WRITTEN INSTRUCTION: Exactly as written, retype the listing below, omitting the pictures.

INPUT RECORDS:

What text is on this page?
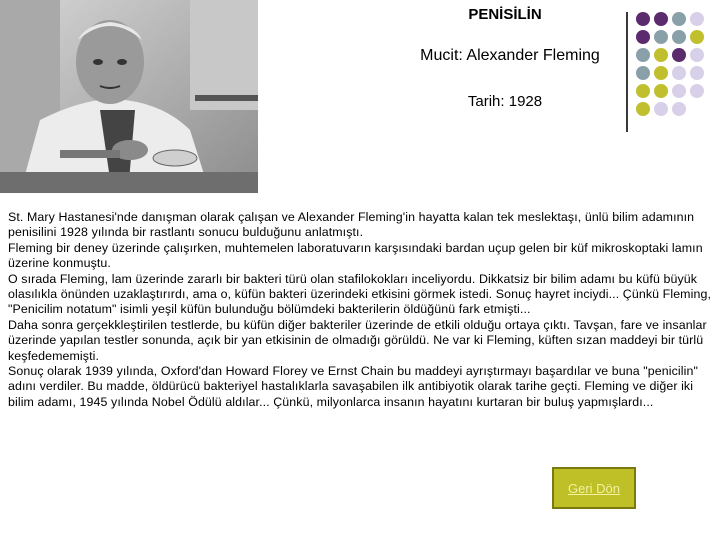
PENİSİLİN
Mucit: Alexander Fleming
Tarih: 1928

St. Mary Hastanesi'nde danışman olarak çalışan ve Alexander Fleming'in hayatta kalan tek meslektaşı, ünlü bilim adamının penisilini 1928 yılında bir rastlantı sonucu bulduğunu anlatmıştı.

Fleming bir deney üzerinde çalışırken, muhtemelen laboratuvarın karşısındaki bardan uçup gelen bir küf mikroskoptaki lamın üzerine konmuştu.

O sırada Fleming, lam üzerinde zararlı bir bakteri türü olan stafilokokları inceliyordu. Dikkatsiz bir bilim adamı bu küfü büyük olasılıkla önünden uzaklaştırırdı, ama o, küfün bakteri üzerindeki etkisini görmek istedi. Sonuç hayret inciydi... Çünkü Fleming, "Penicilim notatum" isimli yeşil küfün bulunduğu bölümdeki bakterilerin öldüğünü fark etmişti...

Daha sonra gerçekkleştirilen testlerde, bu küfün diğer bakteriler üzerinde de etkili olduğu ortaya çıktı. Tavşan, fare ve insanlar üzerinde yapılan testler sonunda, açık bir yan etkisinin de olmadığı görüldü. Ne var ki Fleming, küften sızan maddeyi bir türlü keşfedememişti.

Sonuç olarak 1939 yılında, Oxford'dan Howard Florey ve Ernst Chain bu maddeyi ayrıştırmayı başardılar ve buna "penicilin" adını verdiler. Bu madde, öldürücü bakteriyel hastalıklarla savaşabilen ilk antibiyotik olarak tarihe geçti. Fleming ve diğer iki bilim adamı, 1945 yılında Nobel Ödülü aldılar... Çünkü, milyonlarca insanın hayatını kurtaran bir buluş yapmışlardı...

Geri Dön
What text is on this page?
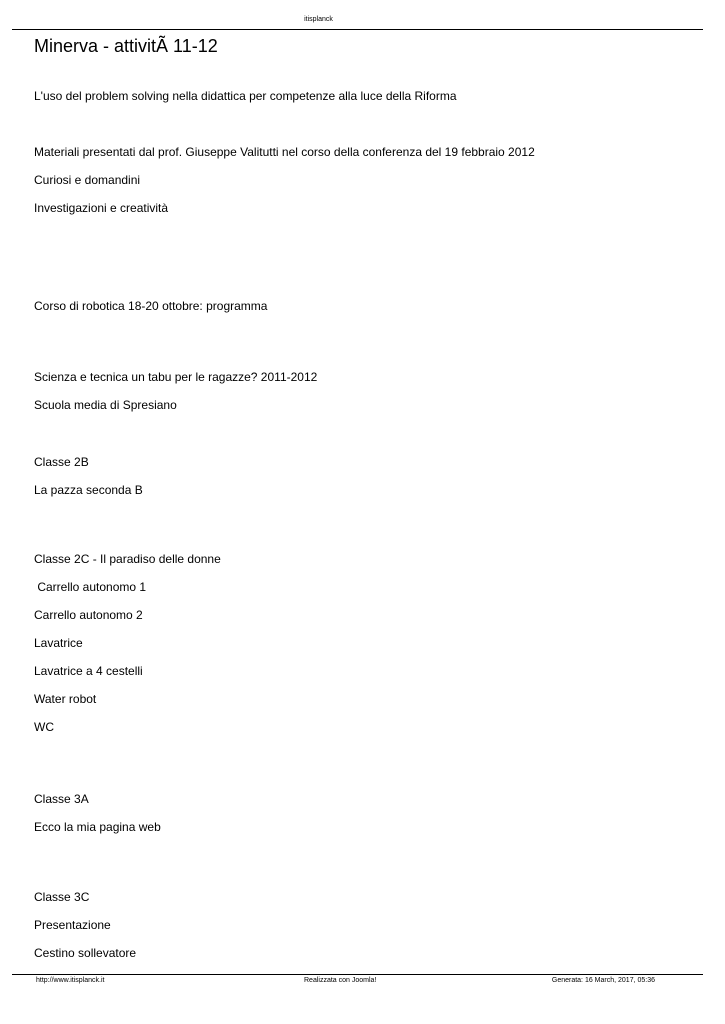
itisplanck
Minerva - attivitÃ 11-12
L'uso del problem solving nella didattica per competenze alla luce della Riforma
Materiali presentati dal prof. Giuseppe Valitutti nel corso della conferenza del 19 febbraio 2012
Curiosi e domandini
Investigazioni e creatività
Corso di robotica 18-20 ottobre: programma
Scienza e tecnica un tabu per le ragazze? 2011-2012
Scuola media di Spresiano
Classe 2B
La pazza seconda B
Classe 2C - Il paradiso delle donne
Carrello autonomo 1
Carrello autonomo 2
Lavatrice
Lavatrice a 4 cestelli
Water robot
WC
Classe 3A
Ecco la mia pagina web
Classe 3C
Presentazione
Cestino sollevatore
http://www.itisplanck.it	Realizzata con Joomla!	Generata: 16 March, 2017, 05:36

EXERCISE RESPONSE:
What text is on this page?
PENİSİLİN
Mucit: Alexander Fleming
Tarih: 1928

St. Mary Hastanesi'nde danışman olarak çalışan ve Alexander Fleming'in hayatta kalan tek meslektaşı, ünlü bilim adamının penisilini 1928 yılında bir rastlantı sonucu bulduğunu anlatmıştı.

Fleming bir deney üzerinde çalışırken, muhtemelen laboratuvarın karşısındaki bardan uçup gelen bir küf mikroskoptaki lamın üzerine konmuştu.

O sırada Fleming, lam üzerinde zararlı bir bakteri türü olan stafilokokları inceliyordu. Dikkatsiz bir bilim adamı bu küfü büyük olasılıkla önünden uzaklaştırırdı, ama o, küfün bakteri üzerindeki etkisini görmek istedi. Sonuç hayret inciydi... Çünkü Fleming, "Penicilim notatum" isimli yeşil küfün bulunduğu bölümdeki bakterilerin öldüğünü fark etmişti...

Daha sonra gerçekkleştirilen testlerde, bu küfün diğer bakteriler üzerinde de etkili olduğu ortaya çıktı. Tavşan, fare ve insanlar üzerinde yapılan testler sonunda, açık bir yan etkisinin de olmadığı görüldü. Ne var ki Fleming, küften sızan maddeyi bir türlü keşfedememişti.

Sonuç olarak 1939 yılında, Oxford'dan Howard Florey ve Ernst Chain bu maddeyi ayrıştırmayı başardılar ve buna "penicilin" adını verdiler. Bu madde, öldürücü bakteriyel hastalıklarla savaşabilen ilk antibiyotik olarak tarihe geçti. Fleming ve diğer iki bilim adamı, 1945 yılında Nobel Ödülü aldılar... Çünkü, milyonlarca insanın hayatını kurtaran bir buluş yapmışlardı...

Geri Dön
What text is on this page?
itisplanck
Minerva - attivitÃ 11-12
L'uso del problem solving nella didattica per competenze alla luce della Riforma
Materiali presentati dal prof. Giuseppe Valitutti nel corso della conferenza del 19 febbraio 2012
Curiosi e domandini
Investigazioni e creatività
Corso di robotica 18-20 ottobre: programma
Scienza e tecnica un tabu per le ragazze? 2011-2012
Scuola media di Spresiano
Classe 2B
La pazza seconda B
Classe 2C - Il paradiso delle donne
Carrello autonomo 1
Carrello autonomo 2
Lavatrice
Lavatrice a 4 cestelli
Water robot
WC
Classe 3A
Ecco la mia pagina web
Classe 3C
Presentazione
Cestino sollevatore
http://www.itisplanck.it	Realizzata con Joomla!	Generata: 16 March, 2017, 05:36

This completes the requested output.